Reading passage:
========
Anyway, realizing that Blazor wont catch up on SBA availability immediately, I've had an idea (assuming #56145 doesn't prevent me) to use a small C++ lib to facilitate launching or additional threads or web workers executing C# code.

Now the question is, will that break the runtime?

Motivation and goals

Achieve threading or parallelism while still running C# and not C++

In scope

Out of scope

Risks / unknowns

  1. Will the VM or runtime (AOT) just crash or throw a fit from being called into by multiple threads (is your stack, etc threadlocal)
  2. Will the runtime's Garbage Collector corrupt or leak due to threading (i.e. you assume stop-the-world during a yield from main UI thread and eveything will be UB if memory is being touched from other threads during the GC run)
  3. Will the memory allocator (part of GC I guess) corrupt because it has no implementation of, r doesn't use a mutex under WASM?

Bonus Round

Is it possible to make the Blazor runtime back its GC arena/memory-pool with WebAssembly.Memory(,,shared:true) ?
========
Source information:

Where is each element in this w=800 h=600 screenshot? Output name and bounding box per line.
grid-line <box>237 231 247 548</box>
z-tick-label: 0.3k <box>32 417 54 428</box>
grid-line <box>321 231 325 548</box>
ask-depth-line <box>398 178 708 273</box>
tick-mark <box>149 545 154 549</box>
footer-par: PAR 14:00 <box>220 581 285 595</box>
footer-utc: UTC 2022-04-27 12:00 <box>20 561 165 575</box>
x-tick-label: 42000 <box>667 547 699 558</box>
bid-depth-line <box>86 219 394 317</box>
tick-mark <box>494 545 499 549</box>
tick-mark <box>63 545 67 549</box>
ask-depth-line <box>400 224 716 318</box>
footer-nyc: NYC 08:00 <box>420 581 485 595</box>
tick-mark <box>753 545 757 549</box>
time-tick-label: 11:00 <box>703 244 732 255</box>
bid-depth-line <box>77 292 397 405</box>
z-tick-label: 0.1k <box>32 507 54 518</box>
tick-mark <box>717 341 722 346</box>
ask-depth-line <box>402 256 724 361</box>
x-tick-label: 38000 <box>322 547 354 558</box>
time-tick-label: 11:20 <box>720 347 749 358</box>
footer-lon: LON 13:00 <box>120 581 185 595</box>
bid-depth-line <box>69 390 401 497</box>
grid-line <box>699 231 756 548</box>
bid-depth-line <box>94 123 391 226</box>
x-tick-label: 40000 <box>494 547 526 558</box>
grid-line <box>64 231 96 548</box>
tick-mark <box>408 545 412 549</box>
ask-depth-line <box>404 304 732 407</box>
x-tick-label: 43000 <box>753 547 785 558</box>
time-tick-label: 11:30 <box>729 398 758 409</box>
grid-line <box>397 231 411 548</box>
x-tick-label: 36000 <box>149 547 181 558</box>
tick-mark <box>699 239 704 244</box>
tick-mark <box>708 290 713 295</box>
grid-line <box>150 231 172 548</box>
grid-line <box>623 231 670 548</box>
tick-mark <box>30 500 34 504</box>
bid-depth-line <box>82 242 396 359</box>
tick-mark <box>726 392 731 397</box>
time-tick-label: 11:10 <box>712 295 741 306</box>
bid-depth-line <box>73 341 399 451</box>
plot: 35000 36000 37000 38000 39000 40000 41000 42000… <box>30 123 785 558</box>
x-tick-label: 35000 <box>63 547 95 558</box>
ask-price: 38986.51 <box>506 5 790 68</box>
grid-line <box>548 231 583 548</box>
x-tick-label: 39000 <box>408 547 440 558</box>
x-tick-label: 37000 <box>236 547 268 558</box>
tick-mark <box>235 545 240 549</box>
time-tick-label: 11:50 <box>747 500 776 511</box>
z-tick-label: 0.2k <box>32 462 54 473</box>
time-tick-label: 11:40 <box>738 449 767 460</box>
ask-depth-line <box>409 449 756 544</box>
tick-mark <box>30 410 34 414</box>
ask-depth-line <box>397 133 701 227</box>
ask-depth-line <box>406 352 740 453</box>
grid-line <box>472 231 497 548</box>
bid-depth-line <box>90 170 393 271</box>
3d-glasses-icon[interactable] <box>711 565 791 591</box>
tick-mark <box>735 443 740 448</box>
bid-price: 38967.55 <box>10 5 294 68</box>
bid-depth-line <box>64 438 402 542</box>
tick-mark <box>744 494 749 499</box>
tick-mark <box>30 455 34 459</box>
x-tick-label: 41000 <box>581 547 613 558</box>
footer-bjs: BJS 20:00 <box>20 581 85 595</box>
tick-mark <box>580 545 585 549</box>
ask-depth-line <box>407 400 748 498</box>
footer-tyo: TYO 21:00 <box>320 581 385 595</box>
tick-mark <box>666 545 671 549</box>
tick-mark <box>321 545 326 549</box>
========
Tasks to carry out:
1 - Say whether each statement agrees with the Blazor threading text. Give yes or no for each, with the deciding words of the text quoted exactly.
(a) The author plans to use a small C++ library to help start additional threads or web workers that run C# code.
(b) The stated goal is to get threading by running C++ instead of C#.
(c) The author expects Blazor to catch up on SBA availability immediately.
2 - Write what comes next in the Blazor threading text, starting after its last question.

Per-task outputs:
1 -
(a) Yes: "to use a small C++ lib to facilitate launching or additional threads or web workers executing C# code."
(b) No: "Achieve threading or parallelism while still running C# and not C++"
(c) No: "realizing that Blazor wont catch up on SBA availability immediately"

2 -
Related

14253

javiercn commented 2 years ago

@devshgraphicsprogramming thanks for contacting us.

This is a dupe of https://github.com/dotnet/aspnetcore/issues/17730

devshgraphicsprogramming commented 2 years ago

@devshgraphicsprogramming thanks for contacting us.

This is a dupe of #17730

I didn't get answers to any of my questions.

Xyncgas commented 2 years ago

Nowadays .NET runs in either Webassembly or native with blazor projects (E.G Blazor Webassembly vs Maui.Blazor)

The awesome firefox cartoon girl Lin Clark said there is a wasm land and JS land, if you are calling .NET codes running in webassembly it might work especially if a worker thread can access resources in other threads / worker I guess.

I am more confident that it would work if .NET is running without Webassembly, I have never tried it though

janseris commented 2 years ago

Nowadays .NET runs in either Webassembly or native with blazor projects (E.G Blazor Webassembly vs Maui.Blazor)

The awesome firefox cartoon girl Lin Clark said there is a wasm land and JS land, if you are calling .NET codes running in webassembly it might work especially if a worker thread can access resources in other threads / worker I guess.

I am more confident that it would work if .NET is running without Webassembly, I have never tried it though

How do you mean native when MAUI Blazor just uses Javascript?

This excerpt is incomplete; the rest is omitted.